[START]

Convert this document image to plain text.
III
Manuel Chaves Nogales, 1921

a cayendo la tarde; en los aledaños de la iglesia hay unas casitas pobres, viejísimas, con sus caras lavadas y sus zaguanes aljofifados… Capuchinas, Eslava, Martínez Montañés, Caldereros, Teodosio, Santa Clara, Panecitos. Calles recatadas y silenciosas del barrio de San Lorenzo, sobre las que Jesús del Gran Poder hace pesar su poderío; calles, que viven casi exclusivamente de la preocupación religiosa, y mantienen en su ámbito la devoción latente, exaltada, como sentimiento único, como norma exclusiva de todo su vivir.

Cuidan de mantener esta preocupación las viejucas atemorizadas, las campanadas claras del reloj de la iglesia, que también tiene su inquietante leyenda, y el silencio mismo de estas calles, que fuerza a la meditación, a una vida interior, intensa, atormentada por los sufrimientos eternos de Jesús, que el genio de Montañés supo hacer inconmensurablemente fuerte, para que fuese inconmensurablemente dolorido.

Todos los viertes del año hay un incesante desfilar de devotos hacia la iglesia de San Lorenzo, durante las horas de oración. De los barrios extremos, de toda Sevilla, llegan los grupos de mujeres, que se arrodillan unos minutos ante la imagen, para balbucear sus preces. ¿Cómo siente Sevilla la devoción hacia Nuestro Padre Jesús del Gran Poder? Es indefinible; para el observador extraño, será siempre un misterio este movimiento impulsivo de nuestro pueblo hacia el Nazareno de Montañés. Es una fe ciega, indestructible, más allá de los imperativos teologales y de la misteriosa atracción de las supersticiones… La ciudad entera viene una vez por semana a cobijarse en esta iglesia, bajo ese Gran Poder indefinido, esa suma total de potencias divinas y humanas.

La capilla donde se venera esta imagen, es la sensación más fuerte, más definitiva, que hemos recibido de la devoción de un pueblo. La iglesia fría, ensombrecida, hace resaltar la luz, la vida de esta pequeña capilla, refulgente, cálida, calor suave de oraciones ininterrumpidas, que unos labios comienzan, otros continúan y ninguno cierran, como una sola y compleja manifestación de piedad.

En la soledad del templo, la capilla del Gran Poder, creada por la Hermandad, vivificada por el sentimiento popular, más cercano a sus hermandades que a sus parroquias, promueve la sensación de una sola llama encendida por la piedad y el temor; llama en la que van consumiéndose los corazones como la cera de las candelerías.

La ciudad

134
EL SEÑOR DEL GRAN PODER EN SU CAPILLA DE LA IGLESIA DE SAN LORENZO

[END]

Instructions to follow:
Go through the listing above and locate each line that holds the word "devoción". Copy those lines.

Task result:
a cayendo la tarde; en los aledaños de la iglesia hay unas casitas pobres, viejísimas, con sus caras lavadas y sus zaguanes aljofifados… Capuchinas, Eslava, Martínez Montañés, Caldereros, Teodosio, Santa Clara, Panecitos. Calles recatadas y silenciosas del barrio de San Lorenzo, sobre las que Jesús del Gran Poder hace pesar su poderío; calles, que viven casi exclusivamente de la preocupación religiosa, y mantienen en su ámbito la devoción latente, exaltada, como sentimiento único, como norma exclusiva de todo su vivir.
Todos los viertes del año hay un incesante desfilar de devotos hacia la iglesia de San Lorenzo, durante las horas de oración. De los barrios extremos, de toda Sevilla, llegan los grupos de mujeres, que se arrodillan unos minutos ante la imagen, para balbucear sus preces. ¿Cómo siente Sevilla la devoción hacia Nuestro Padre Jesús del Gran Poder? Es indefinible; para el observador extraño, será siempre un misterio este movimiento impulsivo de nuestro pueblo hacia el Nazareno de Montañés. Es una fe ciega, indestructible, más allá de los imperativos teologales y de la misteriosa atracción de las supersticiones… La ciudad entera viene una vez por semana a cobijarse en esta iglesia, bajo ese Gran Poder indefinido, esa suma total de potencias divinas y humanas.
La capilla donde se venera esta imagen, es la sensación más fuerte, más definitiva, que hemos recibido de la devoción de un pueblo. La iglesia fría, ensombrecida, hace resaltar la luz, la vida de esta pequeña capilla, refulgente, cálida, calor suave de oraciones ininterrumpidas, que unos labios comienzan, otros continúan y ninguno cierran, como una sola y compleja manifestación de piedad.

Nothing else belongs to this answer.